GIVEN EXERCISE »
An exact reproduction of the records is required, with all images left out.

-*-

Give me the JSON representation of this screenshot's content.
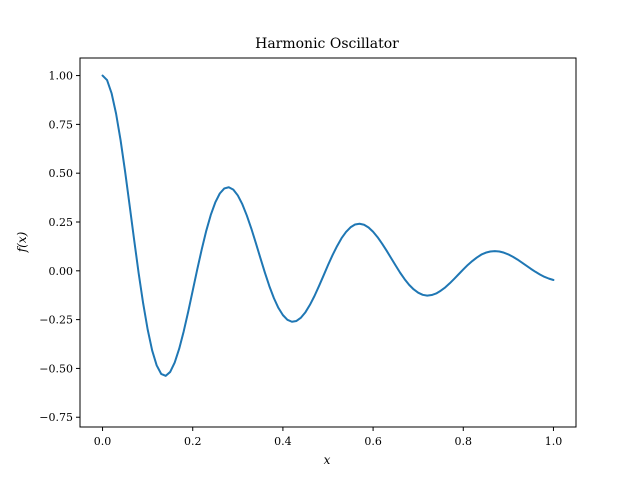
{
  "chart_data": {
    "type": "line",
    "title": "Harmonic Oscillator",
    "xlabel": "x",
    "ylabel": "f(x)",
    "xlim": [
      -0.05,
      1.05
    ],
    "ylim": [
      -0.8,
      1.09
    ],
    "xticks": [
      0.0,
      0.2,
      0.4,
      0.6,
      0.8,
      1.0
    ],
    "xtick_labels": [
      "0.0",
      "0.2",
      "0.4",
      "0.6",
      "0.8",
      "1.0"
    ],
    "yticks": [
      -0.75,
      -0.5,
      -0.25,
      0.0,
      0.25,
      0.5,
      0.75,
      1.0
    ],
    "ytick_labels": [
      "−0.75",
      "−0.50",
      "−0.25",
      "0.00",
      "0.25",
      "0.50",
      "0.75",
      "1.00"
    ],
    "grid": false,
    "series": [
      {
        "color": "#1f77b4",
        "x": [
          0.0,
          0.01,
          0.02,
          0.03,
          0.04,
          0.05,
          0.06,
          0.07,
          0.08,
          0.09,
          0.1,
          0.11,
          0.12,
          0.13,
          0.14,
          0.15,
          0.16,
          0.17,
          0.18,
          0.19,
          0.2,
          0.21,
          0.22,
          0.23,
          0.24,
          0.25,
          0.26,
          0.27,
          0.28,
          0.29,
          0.3,
          0.31,
          0.32,
          0.33,
          0.34,
          0.35,
          0.36,
          0.37,
          0.38,
          0.39,
          0.4,
          0.41,
          0.42,
          0.43,
          0.44,
          0.45,
          0.46,
          0.47,
          0.48,
          0.49,
          0.5,
          0.51,
          0.52,
          0.53,
          0.54,
          0.55,
          0.56,
          0.57,
          0.58,
          0.59,
          0.6,
          0.61,
          0.62,
          0.63,
          0.64,
          0.65,
          0.66,
          0.67,
          0.68,
          0.69,
          0.7,
          0.71,
          0.72,
          0.73,
          0.74,
          0.75,
          0.76,
          0.77,
          0.78,
          0.79,
          0.8,
          0.81,
          0.82,
          0.83,
          0.84,
          0.85,
          0.86,
          0.87,
          0.88,
          0.89,
          0.9,
          0.91,
          0.92,
          0.93,
          0.94,
          0.95,
          0.96,
          0.97,
          0.98,
          0.99,
          1.0
        ],
        "y": [
          1.0,
          0.977,
          0.91,
          0.805,
          0.669,
          0.509,
          0.336,
          0.16,
          -0.011,
          -0.166,
          -0.3,
          -0.408,
          -0.484,
          -0.528,
          -0.538,
          -0.518,
          -0.47,
          -0.399,
          -0.31,
          -0.209,
          -0.101,
          0.007,
          0.11,
          0.205,
          0.286,
          0.35,
          0.396,
          0.422,
          0.428,
          0.416,
          0.386,
          0.341,
          0.283,
          0.216,
          0.142,
          0.066,
          -0.009,
          -0.079,
          -0.14,
          -0.19,
          -0.227,
          -0.251,
          -0.261,
          -0.257,
          -0.24,
          -0.212,
          -0.174,
          -0.129,
          -0.078,
          -0.025,
          0.029,
          0.08,
          0.126,
          0.167,
          0.199,
          0.223,
          0.237,
          0.241,
          0.236,
          0.222,
          0.2,
          0.172,
          0.139,
          0.103,
          0.065,
          0.027,
          -0.01,
          -0.043,
          -0.072,
          -0.095,
          -0.112,
          -0.123,
          -0.127,
          -0.124,
          -0.116,
          -0.102,
          -0.085,
          -0.064,
          -0.041,
          -0.017,
          0.007,
          0.03,
          0.05,
          0.068,
          0.083,
          0.093,
          0.099,
          0.101,
          0.099,
          0.093,
          0.084,
          0.072,
          0.058,
          0.042,
          0.026,
          0.01,
          -0.005,
          -0.019,
          -0.031,
          -0.04,
          -0.047
        ]
      }
    ]
  }
}
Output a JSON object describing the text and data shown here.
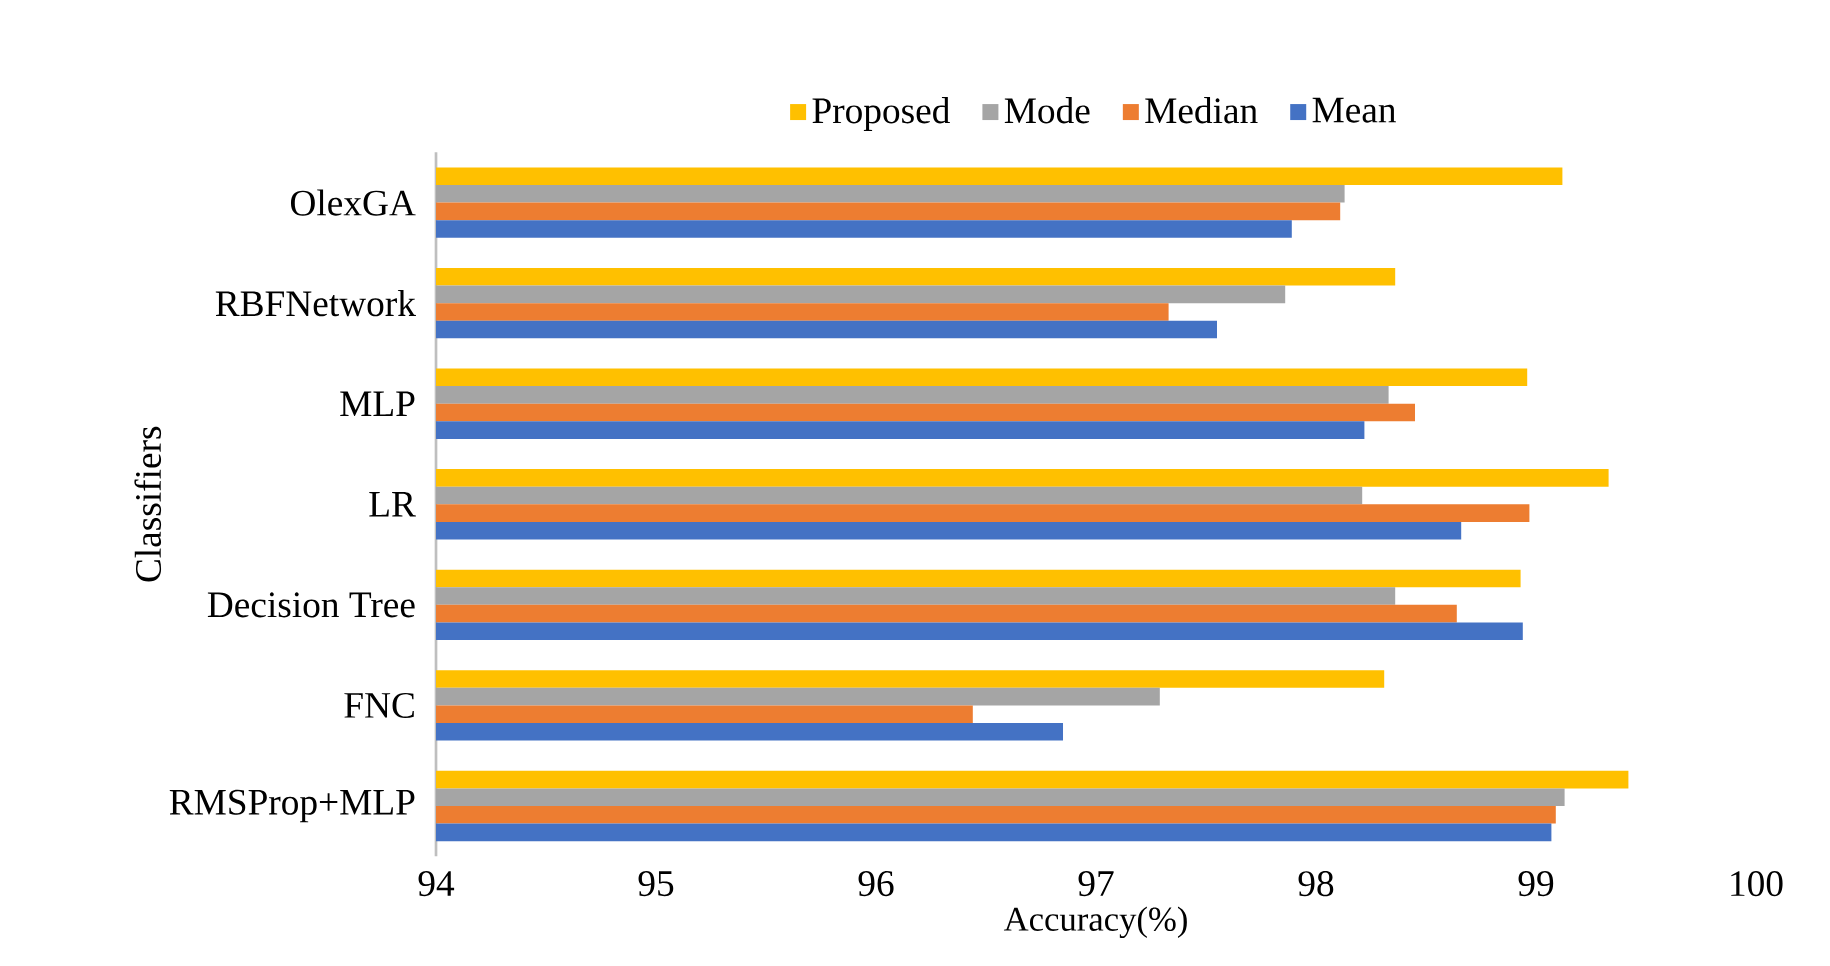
{
  "chart_data": {
    "type": "bar",
    "orientation": "horizontal",
    "xlabel": "Accuracy(%)",
    "ylabel": "Classifiers",
    "categories": [
      "OlexGA",
      "RBFNetwork",
      "MLP",
      "LR",
      "Decision Tree",
      "FNC",
      "RMSProp+MLP"
    ],
    "series": [
      {
        "name": "Proposed",
        "color": "#ffc000",
        "values": [
          99.12,
          98.36,
          98.96,
          99.33,
          98.93,
          98.31,
          99.42
        ]
      },
      {
        "name": "Mode",
        "color": "#a5a5a5",
        "values": [
          98.13,
          97.86,
          98.33,
          98.21,
          98.36,
          97.29,
          99.13
        ]
      },
      {
        "name": "Median",
        "color": "#ed7d31",
        "values": [
          98.11,
          97.33,
          98.45,
          98.97,
          98.64,
          96.44,
          99.09
        ]
      },
      {
        "name": "Mean",
        "color": "#4472c4",
        "values": [
          97.89,
          97.55,
          98.22,
          98.66,
          98.94,
          96.85,
          99.07
        ]
      }
    ],
    "xlim": [
      94,
      100
    ],
    "xticks": [
      94,
      95,
      96,
      97,
      98,
      99,
      100
    ],
    "grid": false,
    "legend": "top"
  }
}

-*-

RESPONSE TO THE EXERCISE »
Give me the JSON representation of this screenshot's content.
{
  "chart_data": {
    "type": "line",
    "title": "Harmonic Oscillator",
    "xlabel": "x",
    "ylabel": "f(x)",
    "xlim": [
      -0.05,
      1.05
    ],
    "ylim": [
      -0.8,
      1.09
    ],
    "xticks": [
      0.0,
      0.2,
      0.4,
      0.6,
      0.8,
      1.0
    ],
    "xtick_labels": [
      "0.0",
      "0.2",
      "0.4",
      "0.6",
      "0.8",
      "1.0"
    ],
    "yticks": [
      -0.75,
      -0.5,
      -0.25,
      0.0,
      0.25,
      0.5,
      0.75,
      1.0
    ],
    "ytick_labels": [
      "−0.75",
      "−0.50",
      "−0.25",
      "0.00",
      "0.25",
      "0.50",
      "0.75",
      "1.00"
    ],
    "grid": false,
    "series": [
      {
        "color": "#1f77b4",
        "x": [
          0.0,
          0.01,
          0.02,
          0.03,
          0.04,
          0.05,
          0.06,
          0.07,
          0.08,
          0.09,
          0.1,
          0.11,
          0.12,
          0.13,
          0.14,
          0.15,
          0.16,
          0.17,
          0.18,
          0.19,
          0.2,
          0.21,
          0.22,
          0.23,
          0.24,
          0.25,
          0.26,
          0.27,
          0.28,
          0.29,
          0.3,
          0.31,
          0.32,
          0.33,
          0.34,
          0.35,
          0.36,
          0.37,
          0.38,
          0.39,
          0.4,
          0.41,
          0.42,
          0.43,
          0.44,
          0.45,
          0.46,
          0.47,
          0.48,
          0.49,
          0.5,
          0.51,
          0.52,
          0.53,
          0.54,
          0.55,
          0.56,
          0.57,
          0.58,
          0.59,
          0.6,
          0.61,
          0.62,
          0.63,
          0.64,
          0.65,
          0.66,
          0.67,
          0.68,
          0.69,
          0.7,
          0.71,
          0.72,
          0.73,
          0.74,
          0.75,
          0.76,
          0.77,
          0.78,
          0.79,
          0.8,
          0.81,
          0.82,
          0.83,
          0.84,
          0.85,
          0.86,
          0.87,
          0.88,
          0.89,
          0.9,
          0.91,
          0.92,
          0.93,
          0.94,
          0.95,
          0.96,
          0.97,
          0.98,
          0.99,
          1.0
        ],
        "y": [
          1.0,
          0.977,
          0.91,
          0.805,
          0.669,
          0.509,
          0.336,
          0.16,
          -0.011,
          -0.166,
          -0.3,
          -0.408,
          -0.484,
          -0.528,
          -0.538,
          -0.518,
          -0.47,
          -0.399,
          -0.31,
          -0.209,
          -0.101,
          0.007,
          0.11,
          0.205,
          0.286,
          0.35,
          0.396,
          0.422,
          0.428,
          0.416,
          0.386,
          0.341,
          0.283,
          0.216,
          0.142,
          0.066,
          -0.009,
          -0.079,
          -0.14,
          -0.19,
          -0.227,
          -0.251,
          -0.261,
          -0.257,
          -0.24,
          -0.212,
          -0.174,
          -0.129,
          -0.078,
          -0.025,
          0.029,
          0.08,
          0.126,
          0.167,
          0.199,
          0.223,
          0.237,
          0.241,
          0.236,
          0.222,
          0.2,
          0.172,
          0.139,
          0.103,
          0.065,
          0.027,
          -0.01,
          -0.043,
          -0.072,
          -0.095,
          -0.112,
          -0.123,
          -0.127,
          -0.124,
          -0.116,
          -0.102,
          -0.085,
          -0.064,
          -0.041,
          -0.017,
          0.007,
          0.03,
          0.05,
          0.068,
          0.083,
          0.093,
          0.099,
          0.101,
          0.099,
          0.093,
          0.084,
          0.072,
          0.058,
          0.042,
          0.026,
          0.01,
          -0.005,
          -0.019,
          -0.031,
          -0.04,
          -0.047
        ]
      }
    ]
  }
}
Output a JSON object describing the text and data shown here.
{
  "chart_data": {
    "type": "bar",
    "orientation": "horizontal",
    "xlabel": "Accuracy(%)",
    "ylabel": "Classifiers",
    "categories": [
      "OlexGA",
      "RBFNetwork",
      "MLP",
      "LR",
      "Decision Tree",
      "FNC",
      "RMSProp+MLP"
    ],
    "series": [
      {
        "name": "Proposed",
        "color": "#ffc000",
        "values": [
          99.12,
          98.36,
          98.96,
          99.33,
          98.93,
          98.31,
          99.42
        ]
      },
      {
        "name": "Mode",
        "color": "#a5a5a5",
        "values": [
          98.13,
          97.86,
          98.33,
          98.21,
          98.36,
          97.29,
          99.13
        ]
      },
      {
        "name": "Median",
        "color": "#ed7d31",
        "values": [
          98.11,
          97.33,
          98.45,
          98.97,
          98.64,
          96.44,
          99.09
        ]
      },
      {
        "name": "Mean",
        "color": "#4472c4",
        "values": [
          97.89,
          97.55,
          98.22,
          98.66,
          98.94,
          96.85,
          99.07
        ]
      }
    ],
    "xlim": [
      94,
      100
    ],
    "xticks": [
      94,
      95,
      96,
      97,
      98,
      99,
      100
    ],
    "grid": false,
    "legend": "top"
  }
}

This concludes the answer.